* Extracted material:
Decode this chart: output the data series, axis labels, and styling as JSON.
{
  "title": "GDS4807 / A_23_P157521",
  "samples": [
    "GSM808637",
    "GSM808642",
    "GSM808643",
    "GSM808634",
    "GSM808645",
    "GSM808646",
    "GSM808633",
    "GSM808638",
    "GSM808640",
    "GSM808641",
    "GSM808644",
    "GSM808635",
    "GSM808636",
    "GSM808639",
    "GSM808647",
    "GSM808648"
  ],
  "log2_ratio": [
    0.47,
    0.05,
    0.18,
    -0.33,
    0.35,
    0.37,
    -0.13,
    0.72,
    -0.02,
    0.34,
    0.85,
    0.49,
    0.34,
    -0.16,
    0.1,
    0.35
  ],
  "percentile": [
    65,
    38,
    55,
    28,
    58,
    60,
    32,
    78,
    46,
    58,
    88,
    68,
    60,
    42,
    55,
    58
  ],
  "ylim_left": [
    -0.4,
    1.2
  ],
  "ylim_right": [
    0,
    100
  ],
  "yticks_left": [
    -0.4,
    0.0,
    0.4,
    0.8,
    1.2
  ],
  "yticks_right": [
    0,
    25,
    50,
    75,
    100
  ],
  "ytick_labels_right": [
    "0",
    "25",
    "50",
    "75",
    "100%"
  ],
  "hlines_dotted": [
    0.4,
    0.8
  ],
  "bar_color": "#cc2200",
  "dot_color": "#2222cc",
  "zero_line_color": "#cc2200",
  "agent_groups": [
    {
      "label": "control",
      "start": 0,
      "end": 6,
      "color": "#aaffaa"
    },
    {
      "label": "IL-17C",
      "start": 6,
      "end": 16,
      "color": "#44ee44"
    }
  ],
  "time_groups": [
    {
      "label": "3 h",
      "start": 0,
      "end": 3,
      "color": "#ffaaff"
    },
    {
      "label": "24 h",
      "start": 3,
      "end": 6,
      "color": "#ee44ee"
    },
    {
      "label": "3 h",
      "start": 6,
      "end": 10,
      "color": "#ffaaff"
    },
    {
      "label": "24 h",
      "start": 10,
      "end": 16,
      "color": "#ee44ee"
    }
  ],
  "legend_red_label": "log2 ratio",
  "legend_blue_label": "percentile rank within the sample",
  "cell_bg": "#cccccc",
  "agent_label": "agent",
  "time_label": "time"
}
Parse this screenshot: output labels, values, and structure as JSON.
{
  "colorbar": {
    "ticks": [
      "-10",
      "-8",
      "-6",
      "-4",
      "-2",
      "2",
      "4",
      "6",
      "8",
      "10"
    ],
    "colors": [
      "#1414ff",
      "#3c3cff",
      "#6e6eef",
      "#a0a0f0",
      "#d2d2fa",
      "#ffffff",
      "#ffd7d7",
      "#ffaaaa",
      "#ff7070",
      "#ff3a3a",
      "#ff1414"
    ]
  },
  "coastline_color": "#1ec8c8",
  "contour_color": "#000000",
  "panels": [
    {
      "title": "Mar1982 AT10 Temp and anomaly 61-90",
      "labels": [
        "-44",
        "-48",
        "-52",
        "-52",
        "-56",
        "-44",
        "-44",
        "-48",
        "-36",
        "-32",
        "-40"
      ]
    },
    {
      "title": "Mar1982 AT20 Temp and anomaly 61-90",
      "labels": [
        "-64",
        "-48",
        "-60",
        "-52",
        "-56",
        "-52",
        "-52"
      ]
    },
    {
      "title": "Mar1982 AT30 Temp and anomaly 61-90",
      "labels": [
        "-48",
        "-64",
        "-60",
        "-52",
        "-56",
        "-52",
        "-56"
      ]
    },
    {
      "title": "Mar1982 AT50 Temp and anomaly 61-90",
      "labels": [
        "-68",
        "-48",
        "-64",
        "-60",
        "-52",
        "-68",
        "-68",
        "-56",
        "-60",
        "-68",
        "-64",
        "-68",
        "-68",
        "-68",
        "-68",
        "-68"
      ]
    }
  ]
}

* Requirement:
Above are records; say how many of their lines contain the word "percentile", giving only the number.

* Solution to this task:
2